REQUIRED TASK:
Skip the images and return the records below exactly.

========================================

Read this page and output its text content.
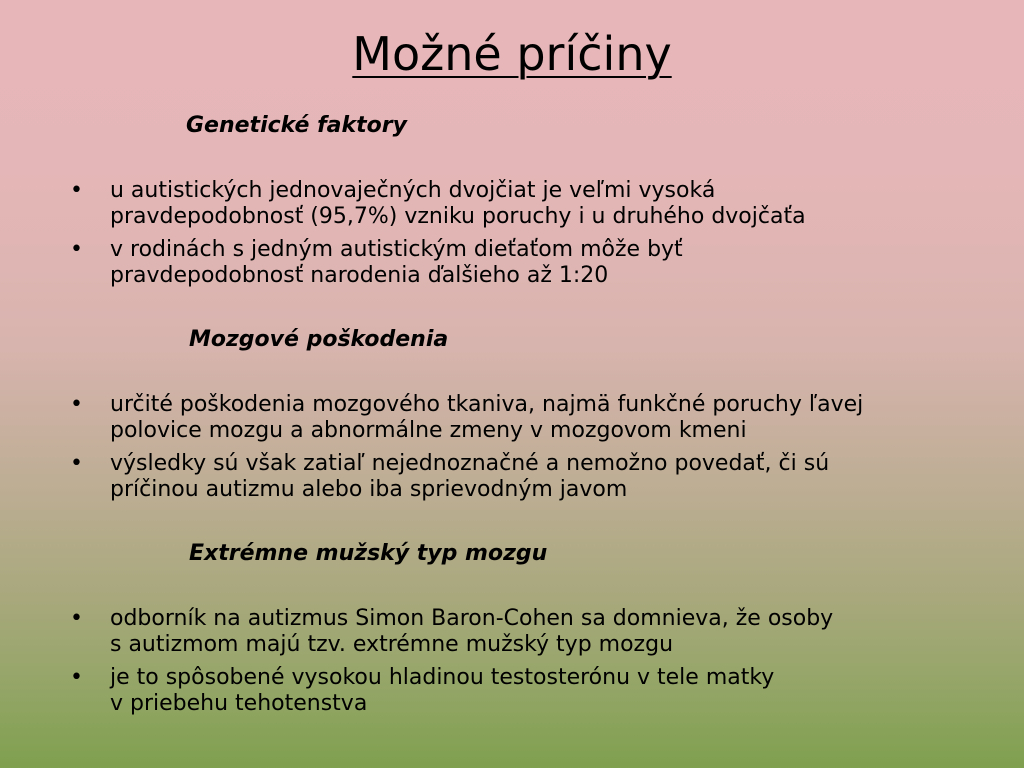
Možné príčiny
Genetické faktory
•	u autistických jednovaječných dvojčiat je veľmi vysoká
pravdepodobnosť (95,7%) vzniku poruchy i u druhého dvojčaťa
•	v rodinách s jedným autistickým dieťaťom môže byť
pravdepodobnosť narodenia ďalšieho až 1:20
Mozgové poškodenia
•	určité poškodenia mozgového tkaniva, najmä funkčné poruchy ľavej
polovice mozgu a abnormálne zmeny v mozgovom kmeni
•	výsledky sú však zatiaľ nejednoznačné a nemožno povedať, či sú
príčinou autizmu alebo iba sprievodným javom
Extrémne mužský typ mozgu
•	odborník na autizmus Simon Baron-Cohen sa domnieva, že osoby
s autizmom majú tzv. extrémne mužský typ mozgu
•	je to spôsobené vysokou hladinou testosterónu v tele matky
v priebehu tehotenstva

========================================

WRITTEN SOLUTION:
Read this page and output its text content.
Možné príčiny
Genetické faktory
•	u autistických jednovaječných dvojčiat je veľmi vysoká
pravdepodobnosť (95,7%) vzniku poruchy i u druhého dvojčaťa
•	v rodinách s jedným autistickým dieťaťom môže byť
pravdepodobnosť narodenia ďalšieho až 1:20
Mozgové poškodenia
•	určité poškodenia mozgového tkaniva, najmä funkčné poruchy ľavej
polovice mozgu a abnormálne zmeny v mozgovom kmeni
•	výsledky sú však zatiaľ nejednoznačné a nemožno povedať, či sú
príčinou autizmu alebo iba sprievodným javom
Extrémne mužský typ mozgu
•	odborník na autizmus Simon Baron-Cohen sa domnieva, že osoby
s autizmom majú tzv. extrémne mužský typ mozgu
•	je to spôsobené vysokou hladinou testosterónu v tele matky
v priebehu tehotenstva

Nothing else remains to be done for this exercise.